Your objective
Scan each line of the entries below for the word "phylum" and count the ones where it appears. The answer is that number alone.
Segment Start: Records provided
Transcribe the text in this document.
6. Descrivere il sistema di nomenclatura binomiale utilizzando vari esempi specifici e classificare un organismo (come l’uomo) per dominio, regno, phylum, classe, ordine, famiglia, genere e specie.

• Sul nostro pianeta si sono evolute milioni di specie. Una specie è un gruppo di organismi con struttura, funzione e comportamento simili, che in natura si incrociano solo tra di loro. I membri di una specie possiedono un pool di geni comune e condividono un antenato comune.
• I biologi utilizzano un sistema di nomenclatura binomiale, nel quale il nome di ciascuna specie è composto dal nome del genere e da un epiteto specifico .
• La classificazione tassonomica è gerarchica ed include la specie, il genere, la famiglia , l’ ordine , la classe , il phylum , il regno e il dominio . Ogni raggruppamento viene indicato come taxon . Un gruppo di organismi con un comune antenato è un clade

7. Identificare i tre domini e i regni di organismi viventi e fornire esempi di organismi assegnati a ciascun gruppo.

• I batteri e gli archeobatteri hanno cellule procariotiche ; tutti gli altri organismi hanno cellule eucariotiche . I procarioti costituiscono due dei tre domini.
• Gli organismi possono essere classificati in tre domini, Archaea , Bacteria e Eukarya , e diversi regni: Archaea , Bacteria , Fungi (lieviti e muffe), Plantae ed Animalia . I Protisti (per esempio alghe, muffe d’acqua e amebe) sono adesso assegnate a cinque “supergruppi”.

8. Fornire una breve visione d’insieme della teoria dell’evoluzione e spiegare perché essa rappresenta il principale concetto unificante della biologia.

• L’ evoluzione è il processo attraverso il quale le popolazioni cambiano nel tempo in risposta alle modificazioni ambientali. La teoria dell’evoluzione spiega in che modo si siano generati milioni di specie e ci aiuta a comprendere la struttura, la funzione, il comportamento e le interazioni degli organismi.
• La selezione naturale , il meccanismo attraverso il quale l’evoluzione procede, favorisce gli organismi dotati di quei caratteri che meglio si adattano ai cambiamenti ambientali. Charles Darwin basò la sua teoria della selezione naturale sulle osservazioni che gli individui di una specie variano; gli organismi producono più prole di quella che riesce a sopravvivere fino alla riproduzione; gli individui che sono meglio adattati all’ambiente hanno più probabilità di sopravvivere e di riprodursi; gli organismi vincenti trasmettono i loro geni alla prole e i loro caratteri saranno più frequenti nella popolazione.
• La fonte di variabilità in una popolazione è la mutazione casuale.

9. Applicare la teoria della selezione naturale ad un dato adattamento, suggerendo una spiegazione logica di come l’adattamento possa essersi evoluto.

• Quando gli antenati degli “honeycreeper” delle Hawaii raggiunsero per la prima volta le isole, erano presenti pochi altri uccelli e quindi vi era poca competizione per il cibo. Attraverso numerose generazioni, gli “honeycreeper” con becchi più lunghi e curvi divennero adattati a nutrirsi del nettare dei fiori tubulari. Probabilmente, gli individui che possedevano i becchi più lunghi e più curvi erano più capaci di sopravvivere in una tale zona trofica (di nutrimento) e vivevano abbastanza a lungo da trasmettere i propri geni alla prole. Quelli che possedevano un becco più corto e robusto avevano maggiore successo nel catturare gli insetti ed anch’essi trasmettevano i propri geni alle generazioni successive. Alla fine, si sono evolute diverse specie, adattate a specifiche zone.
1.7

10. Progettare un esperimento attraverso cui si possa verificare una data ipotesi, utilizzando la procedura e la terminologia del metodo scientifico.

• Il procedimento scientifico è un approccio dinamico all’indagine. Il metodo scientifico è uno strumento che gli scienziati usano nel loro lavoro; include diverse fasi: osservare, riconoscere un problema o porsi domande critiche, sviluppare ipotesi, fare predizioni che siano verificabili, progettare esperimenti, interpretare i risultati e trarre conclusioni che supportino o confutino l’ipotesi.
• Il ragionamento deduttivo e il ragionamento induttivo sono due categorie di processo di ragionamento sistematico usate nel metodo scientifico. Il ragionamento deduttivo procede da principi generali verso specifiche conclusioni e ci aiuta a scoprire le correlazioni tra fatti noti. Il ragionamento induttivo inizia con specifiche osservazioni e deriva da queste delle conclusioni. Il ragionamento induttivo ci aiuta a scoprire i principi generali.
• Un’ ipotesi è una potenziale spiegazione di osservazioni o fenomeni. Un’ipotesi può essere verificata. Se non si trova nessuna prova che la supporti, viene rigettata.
Segment End: Records provided
Completed task
2